EXERCISE PROMPT: Search the material for the word "Average" and report each line where it turns up.

RECORDS SUPPLIED:
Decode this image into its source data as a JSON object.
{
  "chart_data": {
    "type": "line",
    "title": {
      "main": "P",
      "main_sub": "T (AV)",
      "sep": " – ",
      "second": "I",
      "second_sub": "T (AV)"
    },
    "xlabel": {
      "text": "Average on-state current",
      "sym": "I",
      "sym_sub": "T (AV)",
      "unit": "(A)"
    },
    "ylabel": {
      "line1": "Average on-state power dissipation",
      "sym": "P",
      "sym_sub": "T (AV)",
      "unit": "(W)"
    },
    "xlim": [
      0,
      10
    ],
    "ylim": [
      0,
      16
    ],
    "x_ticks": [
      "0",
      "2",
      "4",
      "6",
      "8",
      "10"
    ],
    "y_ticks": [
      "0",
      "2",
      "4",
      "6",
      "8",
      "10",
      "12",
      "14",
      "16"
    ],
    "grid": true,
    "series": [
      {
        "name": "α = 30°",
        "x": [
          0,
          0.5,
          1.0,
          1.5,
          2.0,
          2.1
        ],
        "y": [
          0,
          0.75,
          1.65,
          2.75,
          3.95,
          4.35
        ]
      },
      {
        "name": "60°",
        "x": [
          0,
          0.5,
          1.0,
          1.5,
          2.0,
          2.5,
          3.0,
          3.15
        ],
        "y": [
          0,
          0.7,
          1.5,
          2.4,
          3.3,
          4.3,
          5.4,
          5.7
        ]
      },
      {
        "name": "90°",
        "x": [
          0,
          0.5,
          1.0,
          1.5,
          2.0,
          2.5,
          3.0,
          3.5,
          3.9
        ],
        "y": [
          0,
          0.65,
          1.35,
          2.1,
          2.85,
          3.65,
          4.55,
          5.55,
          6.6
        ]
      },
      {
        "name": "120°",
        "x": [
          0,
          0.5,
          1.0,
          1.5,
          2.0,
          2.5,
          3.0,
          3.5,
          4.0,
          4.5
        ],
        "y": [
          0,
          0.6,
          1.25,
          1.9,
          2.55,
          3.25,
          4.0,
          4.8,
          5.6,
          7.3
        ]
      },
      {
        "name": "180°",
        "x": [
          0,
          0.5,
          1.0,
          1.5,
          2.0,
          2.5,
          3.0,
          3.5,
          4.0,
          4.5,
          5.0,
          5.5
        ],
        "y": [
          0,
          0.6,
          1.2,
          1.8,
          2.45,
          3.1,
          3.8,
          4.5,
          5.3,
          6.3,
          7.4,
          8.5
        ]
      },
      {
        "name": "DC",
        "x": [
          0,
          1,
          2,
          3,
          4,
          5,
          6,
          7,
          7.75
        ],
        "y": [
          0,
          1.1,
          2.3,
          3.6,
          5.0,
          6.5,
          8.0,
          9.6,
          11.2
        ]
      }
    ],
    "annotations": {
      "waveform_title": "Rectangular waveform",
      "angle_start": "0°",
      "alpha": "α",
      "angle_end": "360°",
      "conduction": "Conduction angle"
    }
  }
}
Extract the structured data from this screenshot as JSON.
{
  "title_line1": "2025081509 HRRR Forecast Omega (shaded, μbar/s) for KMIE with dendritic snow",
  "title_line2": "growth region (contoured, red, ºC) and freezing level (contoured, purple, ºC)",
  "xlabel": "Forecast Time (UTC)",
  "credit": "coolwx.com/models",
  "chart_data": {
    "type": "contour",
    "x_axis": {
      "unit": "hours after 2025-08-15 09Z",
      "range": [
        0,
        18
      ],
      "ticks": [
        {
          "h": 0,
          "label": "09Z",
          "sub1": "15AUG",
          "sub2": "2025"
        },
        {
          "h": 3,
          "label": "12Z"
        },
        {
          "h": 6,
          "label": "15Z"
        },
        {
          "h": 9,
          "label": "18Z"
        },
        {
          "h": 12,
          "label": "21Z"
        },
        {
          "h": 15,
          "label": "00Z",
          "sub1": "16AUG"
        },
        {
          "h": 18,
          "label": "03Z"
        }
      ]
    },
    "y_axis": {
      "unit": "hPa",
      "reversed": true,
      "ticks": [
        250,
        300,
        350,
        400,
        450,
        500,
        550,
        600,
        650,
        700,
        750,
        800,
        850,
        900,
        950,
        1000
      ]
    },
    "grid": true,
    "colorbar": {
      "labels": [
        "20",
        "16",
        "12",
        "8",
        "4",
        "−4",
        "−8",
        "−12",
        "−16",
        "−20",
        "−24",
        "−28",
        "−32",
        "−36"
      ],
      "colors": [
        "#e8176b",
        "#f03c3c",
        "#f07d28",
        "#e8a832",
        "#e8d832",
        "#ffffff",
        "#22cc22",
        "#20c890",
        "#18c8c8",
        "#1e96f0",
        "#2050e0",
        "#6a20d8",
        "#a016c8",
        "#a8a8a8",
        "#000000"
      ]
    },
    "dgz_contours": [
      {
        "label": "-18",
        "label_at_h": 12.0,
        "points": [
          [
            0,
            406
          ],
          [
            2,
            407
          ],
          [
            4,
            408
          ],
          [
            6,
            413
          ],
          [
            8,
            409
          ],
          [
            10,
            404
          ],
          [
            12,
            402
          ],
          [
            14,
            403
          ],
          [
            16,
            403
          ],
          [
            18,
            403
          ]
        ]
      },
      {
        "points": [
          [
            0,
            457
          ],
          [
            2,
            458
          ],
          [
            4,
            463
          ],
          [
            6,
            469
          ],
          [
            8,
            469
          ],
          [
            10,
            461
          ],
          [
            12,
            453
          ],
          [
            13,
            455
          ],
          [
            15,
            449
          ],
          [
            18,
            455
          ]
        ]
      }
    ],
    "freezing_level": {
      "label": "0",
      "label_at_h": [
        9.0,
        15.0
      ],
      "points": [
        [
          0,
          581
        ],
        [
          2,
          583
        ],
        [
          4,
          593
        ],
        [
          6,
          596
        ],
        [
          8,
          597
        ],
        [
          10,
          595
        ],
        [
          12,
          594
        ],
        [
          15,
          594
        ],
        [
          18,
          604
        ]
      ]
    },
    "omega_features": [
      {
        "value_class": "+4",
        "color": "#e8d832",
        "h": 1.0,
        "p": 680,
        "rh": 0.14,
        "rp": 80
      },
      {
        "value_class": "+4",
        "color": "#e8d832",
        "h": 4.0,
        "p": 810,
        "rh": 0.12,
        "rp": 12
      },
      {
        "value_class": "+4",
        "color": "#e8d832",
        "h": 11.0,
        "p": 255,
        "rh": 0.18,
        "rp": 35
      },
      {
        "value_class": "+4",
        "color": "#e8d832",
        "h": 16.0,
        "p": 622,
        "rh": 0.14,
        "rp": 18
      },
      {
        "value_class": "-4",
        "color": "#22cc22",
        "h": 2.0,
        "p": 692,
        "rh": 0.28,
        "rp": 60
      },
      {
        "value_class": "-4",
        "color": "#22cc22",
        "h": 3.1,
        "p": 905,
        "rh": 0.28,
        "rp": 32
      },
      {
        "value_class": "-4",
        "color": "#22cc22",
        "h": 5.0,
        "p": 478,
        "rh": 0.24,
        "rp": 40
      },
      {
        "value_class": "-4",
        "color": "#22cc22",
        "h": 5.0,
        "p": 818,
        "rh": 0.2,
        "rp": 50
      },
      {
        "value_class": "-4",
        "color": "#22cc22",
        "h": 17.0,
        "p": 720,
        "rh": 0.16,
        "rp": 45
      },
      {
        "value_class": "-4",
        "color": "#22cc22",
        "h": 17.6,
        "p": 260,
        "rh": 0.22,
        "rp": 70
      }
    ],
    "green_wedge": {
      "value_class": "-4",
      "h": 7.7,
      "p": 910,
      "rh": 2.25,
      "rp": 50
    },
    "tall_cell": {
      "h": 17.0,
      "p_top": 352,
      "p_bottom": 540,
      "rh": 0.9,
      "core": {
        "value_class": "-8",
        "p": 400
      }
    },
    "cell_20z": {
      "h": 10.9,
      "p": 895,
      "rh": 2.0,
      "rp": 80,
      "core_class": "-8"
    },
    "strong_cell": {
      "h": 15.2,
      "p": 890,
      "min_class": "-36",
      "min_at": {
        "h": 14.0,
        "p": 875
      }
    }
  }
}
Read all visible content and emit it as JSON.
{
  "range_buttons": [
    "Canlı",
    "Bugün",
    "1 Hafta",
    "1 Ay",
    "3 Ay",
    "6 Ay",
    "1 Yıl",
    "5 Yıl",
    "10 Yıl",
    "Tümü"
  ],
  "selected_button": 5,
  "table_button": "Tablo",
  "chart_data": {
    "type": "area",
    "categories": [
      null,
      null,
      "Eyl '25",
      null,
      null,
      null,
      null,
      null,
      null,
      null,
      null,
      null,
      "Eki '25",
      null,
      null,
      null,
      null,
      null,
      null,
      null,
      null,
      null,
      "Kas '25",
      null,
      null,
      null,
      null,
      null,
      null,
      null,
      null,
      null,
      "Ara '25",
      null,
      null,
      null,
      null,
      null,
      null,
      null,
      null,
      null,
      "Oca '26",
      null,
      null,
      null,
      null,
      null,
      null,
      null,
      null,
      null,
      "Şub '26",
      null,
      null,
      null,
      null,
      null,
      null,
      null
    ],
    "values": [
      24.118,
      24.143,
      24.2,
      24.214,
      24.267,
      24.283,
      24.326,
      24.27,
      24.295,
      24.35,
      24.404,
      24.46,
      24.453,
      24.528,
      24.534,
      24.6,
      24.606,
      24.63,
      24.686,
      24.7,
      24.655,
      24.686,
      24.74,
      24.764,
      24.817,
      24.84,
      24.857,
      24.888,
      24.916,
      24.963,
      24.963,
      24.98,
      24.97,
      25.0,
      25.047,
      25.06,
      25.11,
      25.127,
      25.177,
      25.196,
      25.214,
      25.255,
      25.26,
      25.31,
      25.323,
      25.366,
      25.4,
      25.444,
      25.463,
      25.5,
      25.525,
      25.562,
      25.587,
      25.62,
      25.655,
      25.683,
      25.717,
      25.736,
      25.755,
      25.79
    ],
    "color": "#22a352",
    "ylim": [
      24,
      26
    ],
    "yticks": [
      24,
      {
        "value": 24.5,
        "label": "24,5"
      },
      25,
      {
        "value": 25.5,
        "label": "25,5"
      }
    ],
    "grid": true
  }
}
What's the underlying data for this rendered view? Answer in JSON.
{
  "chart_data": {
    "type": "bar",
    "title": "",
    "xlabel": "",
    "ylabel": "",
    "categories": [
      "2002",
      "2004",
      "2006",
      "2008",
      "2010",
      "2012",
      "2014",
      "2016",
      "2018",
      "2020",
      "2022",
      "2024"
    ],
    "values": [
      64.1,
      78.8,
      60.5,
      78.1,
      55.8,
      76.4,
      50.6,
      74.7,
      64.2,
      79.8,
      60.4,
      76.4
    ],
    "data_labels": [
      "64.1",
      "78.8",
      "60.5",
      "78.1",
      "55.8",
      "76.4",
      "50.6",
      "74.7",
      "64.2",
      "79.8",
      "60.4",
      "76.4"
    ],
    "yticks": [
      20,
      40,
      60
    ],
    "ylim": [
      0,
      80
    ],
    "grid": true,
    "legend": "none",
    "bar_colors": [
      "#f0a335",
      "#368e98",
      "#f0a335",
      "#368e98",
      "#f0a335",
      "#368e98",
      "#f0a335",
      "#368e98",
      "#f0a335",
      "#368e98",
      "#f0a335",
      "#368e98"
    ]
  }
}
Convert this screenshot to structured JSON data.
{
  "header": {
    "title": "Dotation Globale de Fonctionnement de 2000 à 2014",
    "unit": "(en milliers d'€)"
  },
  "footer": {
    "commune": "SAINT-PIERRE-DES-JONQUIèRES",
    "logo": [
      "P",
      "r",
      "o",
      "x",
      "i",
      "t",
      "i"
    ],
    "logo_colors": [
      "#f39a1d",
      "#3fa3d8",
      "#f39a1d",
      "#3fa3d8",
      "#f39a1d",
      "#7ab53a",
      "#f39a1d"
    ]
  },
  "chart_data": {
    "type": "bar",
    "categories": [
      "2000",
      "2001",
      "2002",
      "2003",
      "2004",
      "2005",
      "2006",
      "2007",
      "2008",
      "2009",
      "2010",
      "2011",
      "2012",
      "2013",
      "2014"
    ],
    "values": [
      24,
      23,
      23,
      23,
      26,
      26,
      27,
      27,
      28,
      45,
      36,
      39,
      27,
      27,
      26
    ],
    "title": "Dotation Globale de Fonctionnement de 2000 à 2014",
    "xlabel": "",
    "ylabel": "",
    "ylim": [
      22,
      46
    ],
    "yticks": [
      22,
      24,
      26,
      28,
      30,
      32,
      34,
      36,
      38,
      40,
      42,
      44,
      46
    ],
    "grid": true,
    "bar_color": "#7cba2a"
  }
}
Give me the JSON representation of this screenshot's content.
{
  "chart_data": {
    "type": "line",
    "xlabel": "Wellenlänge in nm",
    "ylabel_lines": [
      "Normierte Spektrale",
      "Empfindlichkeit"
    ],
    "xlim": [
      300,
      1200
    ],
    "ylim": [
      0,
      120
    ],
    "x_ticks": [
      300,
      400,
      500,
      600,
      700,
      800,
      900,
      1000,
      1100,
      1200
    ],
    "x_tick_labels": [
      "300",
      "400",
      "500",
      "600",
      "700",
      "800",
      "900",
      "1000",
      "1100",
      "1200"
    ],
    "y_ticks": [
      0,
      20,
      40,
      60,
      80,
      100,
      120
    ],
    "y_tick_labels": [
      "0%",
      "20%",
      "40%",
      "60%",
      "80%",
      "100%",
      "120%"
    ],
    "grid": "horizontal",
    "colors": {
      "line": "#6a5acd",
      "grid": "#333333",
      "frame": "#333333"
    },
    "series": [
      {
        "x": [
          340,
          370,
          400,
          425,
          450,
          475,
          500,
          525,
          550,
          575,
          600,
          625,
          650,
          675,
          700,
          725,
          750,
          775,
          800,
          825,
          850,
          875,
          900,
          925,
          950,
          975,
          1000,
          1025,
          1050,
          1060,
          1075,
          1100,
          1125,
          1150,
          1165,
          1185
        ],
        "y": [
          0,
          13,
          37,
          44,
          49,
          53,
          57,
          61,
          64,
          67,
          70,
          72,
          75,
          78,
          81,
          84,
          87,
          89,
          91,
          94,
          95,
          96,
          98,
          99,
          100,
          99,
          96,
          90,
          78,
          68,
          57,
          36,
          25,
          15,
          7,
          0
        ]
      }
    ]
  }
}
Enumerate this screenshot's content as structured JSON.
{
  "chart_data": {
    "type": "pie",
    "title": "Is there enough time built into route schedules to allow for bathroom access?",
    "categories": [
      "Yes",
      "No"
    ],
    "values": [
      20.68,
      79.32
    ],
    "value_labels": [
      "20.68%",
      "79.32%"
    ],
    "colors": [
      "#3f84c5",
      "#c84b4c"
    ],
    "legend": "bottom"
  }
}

RESPONSE:
      "text": "Average on-state current",
      "line1": "Average on-state power dissipation",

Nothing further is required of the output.